Dataset records:
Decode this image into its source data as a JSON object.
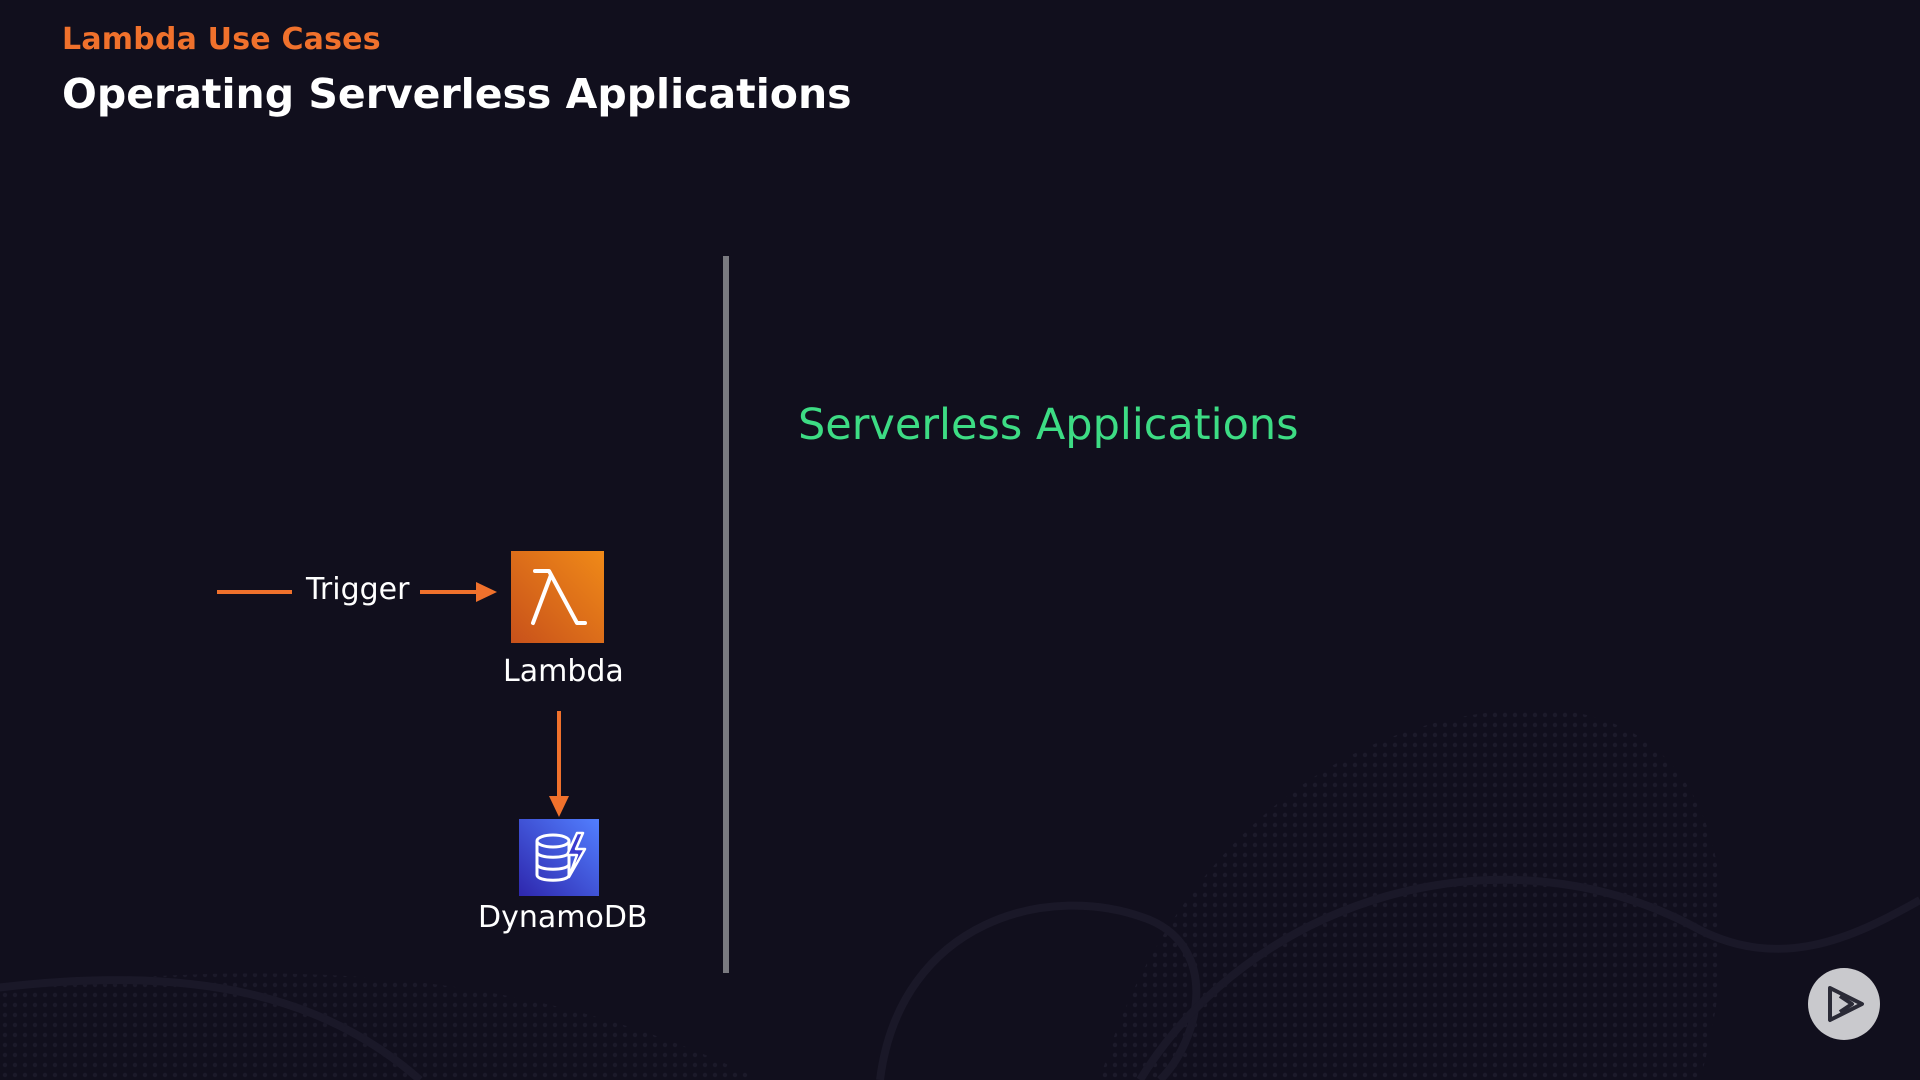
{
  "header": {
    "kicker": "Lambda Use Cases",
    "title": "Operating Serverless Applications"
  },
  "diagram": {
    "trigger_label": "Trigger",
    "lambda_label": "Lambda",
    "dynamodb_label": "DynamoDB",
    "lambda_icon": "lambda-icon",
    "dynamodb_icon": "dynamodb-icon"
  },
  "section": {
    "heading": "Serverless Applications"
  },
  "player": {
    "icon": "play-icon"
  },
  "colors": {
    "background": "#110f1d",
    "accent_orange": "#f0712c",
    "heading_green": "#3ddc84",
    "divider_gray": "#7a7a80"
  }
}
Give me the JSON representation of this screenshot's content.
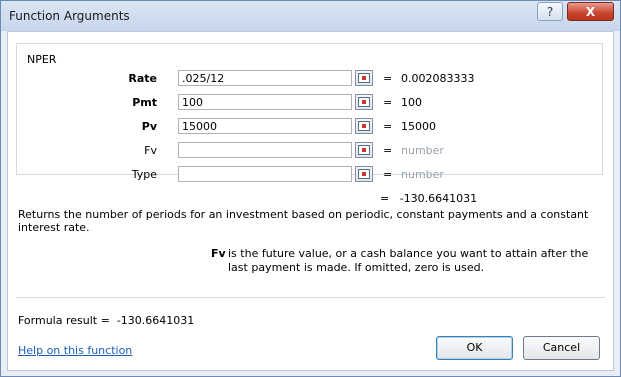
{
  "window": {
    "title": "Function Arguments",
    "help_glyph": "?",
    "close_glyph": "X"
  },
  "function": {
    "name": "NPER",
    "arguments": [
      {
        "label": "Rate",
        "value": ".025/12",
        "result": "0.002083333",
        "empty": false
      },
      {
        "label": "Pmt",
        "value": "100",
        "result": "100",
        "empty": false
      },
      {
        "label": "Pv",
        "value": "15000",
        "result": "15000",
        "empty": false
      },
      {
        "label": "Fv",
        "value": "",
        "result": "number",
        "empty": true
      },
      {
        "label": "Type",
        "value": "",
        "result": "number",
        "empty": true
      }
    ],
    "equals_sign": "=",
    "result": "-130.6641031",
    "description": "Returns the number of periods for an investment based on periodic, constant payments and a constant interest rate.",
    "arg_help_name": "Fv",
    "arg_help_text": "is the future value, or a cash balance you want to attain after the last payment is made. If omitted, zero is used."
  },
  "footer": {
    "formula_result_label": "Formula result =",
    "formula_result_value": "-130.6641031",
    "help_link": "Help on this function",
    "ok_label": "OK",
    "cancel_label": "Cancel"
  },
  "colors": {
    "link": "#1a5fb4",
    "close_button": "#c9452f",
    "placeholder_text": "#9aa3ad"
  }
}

● Goal of the exercise
Restate each entry word for word, please, but drop any images it holds.

● Result of this exercise
Decode this image into its source data as a JSON object.
{
  "header": {
    "kicker": "Lambda Use Cases",
    "title": "Operating Serverless Applications"
  },
  "diagram": {
    "trigger_label": "Trigger",
    "lambda_label": "Lambda",
    "dynamodb_label": "DynamoDB",
    "lambda_icon": "lambda-icon",
    "dynamodb_icon": "dynamodb-icon"
  },
  "section": {
    "heading": "Serverless Applications"
  },
  "player": {
    "icon": "play-icon"
  },
  "colors": {
    "background": "#110f1d",
    "accent_orange": "#f0712c",
    "heading_green": "#3ddc84",
    "divider_gray": "#7a7a80"
  }
}
Give me the JSON representation of this screenshot's content.
{
  "window": {
    "title": "Function Arguments",
    "help_glyph": "?",
    "close_glyph": "X"
  },
  "function": {
    "name": "NPER",
    "arguments": [
      {
        "label": "Rate",
        "value": ".025/12",
        "result": "0.002083333",
        "empty": false
      },
      {
        "label": "Pmt",
        "value": "100",
        "result": "100",
        "empty": false
      },
      {
        "label": "Pv",
        "value": "15000",
        "result": "15000",
        "empty": false
      },
      {
        "label": "Fv",
        "value": "",
        "result": "number",
        "empty": true
      },
      {
        "label": "Type",
        "value": "",
        "result": "number",
        "empty": true
      }
    ],
    "equals_sign": "=",
    "result": "-130.6641031",
    "description": "Returns the number of periods for an investment based on periodic, constant payments and a constant interest rate.",
    "arg_help_name": "Fv",
    "arg_help_text": "is the future value, or a cash balance you want to attain after the last payment is made. If omitted, zero is used."
  },
  "footer": {
    "formula_result_label": "Formula result =",
    "formula_result_value": "-130.6641031",
    "help_link": "Help on this function",
    "ok_label": "OK",
    "cancel_label": "Cancel"
  },
  "colors": {
    "link": "#1a5fb4",
    "close_button": "#c9452f",
    "placeholder_text": "#9aa3ad"
  }
}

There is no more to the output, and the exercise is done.